_Problem requirements:_ Find "What does this" in the data below; transcribe the line it appears on and each line after it, exactly, to the end, and nothing else.

**** Information given ****

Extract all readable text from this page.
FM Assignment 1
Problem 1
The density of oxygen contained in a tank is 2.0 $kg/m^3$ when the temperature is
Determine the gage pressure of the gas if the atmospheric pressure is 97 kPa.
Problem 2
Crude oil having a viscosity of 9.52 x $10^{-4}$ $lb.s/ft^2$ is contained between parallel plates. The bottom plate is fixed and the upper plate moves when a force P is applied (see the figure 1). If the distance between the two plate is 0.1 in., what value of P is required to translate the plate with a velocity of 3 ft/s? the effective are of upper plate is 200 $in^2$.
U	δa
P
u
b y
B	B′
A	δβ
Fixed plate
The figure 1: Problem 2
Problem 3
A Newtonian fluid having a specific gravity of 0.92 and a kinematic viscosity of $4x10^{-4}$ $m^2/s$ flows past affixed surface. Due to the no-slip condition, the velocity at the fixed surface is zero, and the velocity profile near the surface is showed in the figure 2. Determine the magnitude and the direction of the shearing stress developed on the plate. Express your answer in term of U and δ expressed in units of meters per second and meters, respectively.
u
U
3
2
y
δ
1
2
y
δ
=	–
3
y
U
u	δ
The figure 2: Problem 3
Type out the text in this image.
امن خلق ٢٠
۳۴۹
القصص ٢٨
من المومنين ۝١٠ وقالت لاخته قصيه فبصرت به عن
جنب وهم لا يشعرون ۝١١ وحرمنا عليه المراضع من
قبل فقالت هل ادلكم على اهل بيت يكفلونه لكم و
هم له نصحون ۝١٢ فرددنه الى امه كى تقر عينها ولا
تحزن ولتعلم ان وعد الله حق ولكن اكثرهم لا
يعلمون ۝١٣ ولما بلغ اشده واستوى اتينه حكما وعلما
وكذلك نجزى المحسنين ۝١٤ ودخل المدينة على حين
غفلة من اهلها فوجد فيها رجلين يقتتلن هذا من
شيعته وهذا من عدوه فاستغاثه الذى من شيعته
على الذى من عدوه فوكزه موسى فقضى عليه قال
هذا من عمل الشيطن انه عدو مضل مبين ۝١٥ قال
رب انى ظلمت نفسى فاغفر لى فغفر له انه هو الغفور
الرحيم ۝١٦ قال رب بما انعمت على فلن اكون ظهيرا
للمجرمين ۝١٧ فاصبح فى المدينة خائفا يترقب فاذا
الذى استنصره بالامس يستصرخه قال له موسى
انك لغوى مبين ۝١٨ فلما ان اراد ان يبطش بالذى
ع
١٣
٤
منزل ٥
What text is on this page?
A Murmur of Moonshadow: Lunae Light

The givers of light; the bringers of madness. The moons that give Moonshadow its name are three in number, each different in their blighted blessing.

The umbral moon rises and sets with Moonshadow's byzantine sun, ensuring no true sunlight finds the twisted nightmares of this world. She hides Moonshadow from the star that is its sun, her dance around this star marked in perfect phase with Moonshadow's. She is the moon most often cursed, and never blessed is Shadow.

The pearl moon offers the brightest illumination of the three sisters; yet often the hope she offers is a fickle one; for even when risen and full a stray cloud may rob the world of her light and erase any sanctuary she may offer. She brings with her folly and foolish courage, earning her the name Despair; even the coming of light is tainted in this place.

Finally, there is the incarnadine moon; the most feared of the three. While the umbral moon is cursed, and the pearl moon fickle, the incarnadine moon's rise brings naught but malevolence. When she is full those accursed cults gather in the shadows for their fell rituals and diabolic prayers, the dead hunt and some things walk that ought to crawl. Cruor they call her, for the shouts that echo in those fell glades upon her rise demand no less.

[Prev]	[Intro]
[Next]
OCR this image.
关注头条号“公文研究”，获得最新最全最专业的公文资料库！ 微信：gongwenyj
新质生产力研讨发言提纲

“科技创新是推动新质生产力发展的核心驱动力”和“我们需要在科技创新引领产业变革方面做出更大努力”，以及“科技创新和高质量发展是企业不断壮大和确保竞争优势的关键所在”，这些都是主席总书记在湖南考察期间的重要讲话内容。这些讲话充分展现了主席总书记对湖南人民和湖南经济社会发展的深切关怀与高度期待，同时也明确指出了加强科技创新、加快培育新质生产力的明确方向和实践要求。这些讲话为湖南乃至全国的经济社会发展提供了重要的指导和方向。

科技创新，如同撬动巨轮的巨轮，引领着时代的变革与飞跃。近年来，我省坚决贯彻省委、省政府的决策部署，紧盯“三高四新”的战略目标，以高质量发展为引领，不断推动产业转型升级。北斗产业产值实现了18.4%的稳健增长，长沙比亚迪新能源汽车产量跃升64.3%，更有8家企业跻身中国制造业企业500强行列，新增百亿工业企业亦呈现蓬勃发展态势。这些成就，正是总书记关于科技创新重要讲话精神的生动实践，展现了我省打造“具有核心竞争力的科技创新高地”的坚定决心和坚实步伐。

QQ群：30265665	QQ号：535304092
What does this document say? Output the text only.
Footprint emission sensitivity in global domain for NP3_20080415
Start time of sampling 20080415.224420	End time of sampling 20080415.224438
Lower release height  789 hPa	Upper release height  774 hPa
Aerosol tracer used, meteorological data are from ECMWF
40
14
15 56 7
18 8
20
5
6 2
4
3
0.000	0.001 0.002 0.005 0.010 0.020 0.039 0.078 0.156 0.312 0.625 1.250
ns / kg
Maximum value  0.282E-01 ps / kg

****

_Exercise result:_
What does this document say? Output the text only.
Footprint emission sensitivity in global domain for NP3_20080415
Start time of sampling 20080415.224420	End time of sampling 20080415.224438
Lower release height  789 hPa	Upper release height  774 hPa
Aerosol tracer used, meteorological data are from ECMWF
40
14
15 56 7
18 8
20
5
6 2
4
3
0.000	0.001 0.002 0.005 0.010 0.020 0.039 0.078 0.156 0.312 0.625 1.250
ns / kg
Maximum value  0.282E-01 ps / kg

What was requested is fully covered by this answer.